● Aim: Each record that follows should be repeated exactly, minus any images.

● Information supplied:
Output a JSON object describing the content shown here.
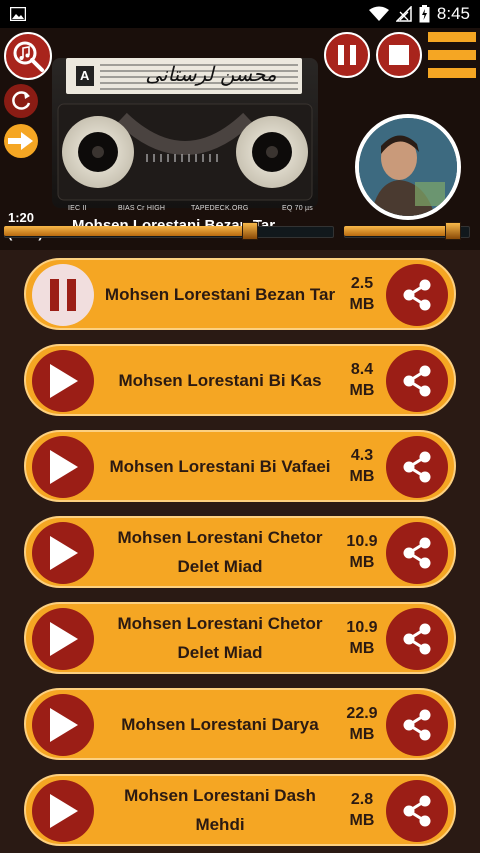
{
  "status_bar": {
    "time": "8:45"
  },
  "player": {
    "elapsed": "1:20",
    "duration": "(1:46)",
    "now_playing": "Mohsen Lorestani Bezan Tar",
    "cassette_side": "A",
    "cassette_label_script": "محسن لرستانی",
    "deck_labels": [
      "IEC II",
      "BIAS Cr HIGH",
      "TAPEDECK.ORG",
      "EQ 70 µs"
    ],
    "progress_fraction": 0.75,
    "volume_fraction": 0.88
  },
  "tracks": [
    {
      "title": "Mohsen Lorestani Bezan Tar",
      "size": "2.5\nMB",
      "state": "playing"
    },
    {
      "title": "Mohsen Lorestani Bi Kas",
      "size": "8.4\nMB",
      "state": "stopped"
    },
    {
      "title": "Mohsen Lorestani Bi Vafaei",
      "size": "4.3\nMB",
      "state": "stopped"
    },
    {
      "title": "Mohsen Lorestani Chetor\nDelet Miad",
      "size": "10.9\nMB",
      "state": "stopped"
    },
    {
      "title": "Mohsen Lorestani Chetor\nDelet Miad",
      "size": "10.9\nMB",
      "state": "stopped"
    },
    {
      "title": "Mohsen Lorestani Darya",
      "size": "22.9\nMB",
      "state": "stopped"
    },
    {
      "title": "Mohsen Lorestani Dash\nMehdi",
      "size": "2.8\nMB",
      "state": "stopped"
    }
  ],
  "icons": {
    "search": "music-search-icon",
    "repeat": "repeat-icon",
    "next": "next-arrow-icon",
    "pause": "pause-icon",
    "stop": "stop-icon",
    "menu": "hamburger-menu-icon",
    "play": "play-icon",
    "share": "share-icon"
  },
  "colors": {
    "accent_orange": "#f5a623",
    "button_red": "#9b1e16",
    "background": "#2a1a14"
  }
}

● Response to the task:
Output a JSON object describing the content shown here.
{
  "status_bar": {
    "time": "8:45"
  },
  "player": {
    "elapsed": "1:20",
    "duration": "(1:46)",
    "now_playing": "Mohsen Lorestani Bezan Tar",
    "cassette_side": "A",
    "cassette_label_script": "محسن لرستانی",
    "deck_labels": [
      "IEC II",
      "BIAS Cr HIGH",
      "TAPEDECK.ORG",
      "EQ 70 µs"
    ],
    "progress_fraction": 0.75,
    "volume_fraction": 0.88
  },
  "tracks": [
    {
      "title": "Mohsen Lorestani Bezan Tar",
      "size": "2.5\nMB",
      "state": "playing"
    },
    {
      "title": "Mohsen Lorestani Bi Kas",
      "size": "8.4\nMB",
      "state": "stopped"
    },
    {
      "title": "Mohsen Lorestani Bi Vafaei",
      "size": "4.3\nMB",
      "state": "stopped"
    },
    {
      "title": "Mohsen Lorestani Chetor\nDelet Miad",
      "size": "10.9\nMB",
      "state": "stopped"
    },
    {
      "title": "Mohsen Lorestani Chetor\nDelet Miad",
      "size": "10.9\nMB",
      "state": "stopped"
    },
    {
      "title": "Mohsen Lorestani Darya",
      "size": "22.9\nMB",
      "state": "stopped"
    },
    {
      "title": "Mohsen Lorestani Dash\nMehdi",
      "size": "2.8\nMB",
      "state": "stopped"
    }
  ],
  "icons": {
    "search": "music-search-icon",
    "repeat": "repeat-icon",
    "next": "next-arrow-icon",
    "pause": "pause-icon",
    "stop": "stop-icon",
    "menu": "hamburger-menu-icon",
    "play": "play-icon",
    "share": "share-icon"
  },
  "colors": {
    "accent_orange": "#f5a623",
    "button_red": "#9b1e16",
    "background": "#2a1a14"
  }
}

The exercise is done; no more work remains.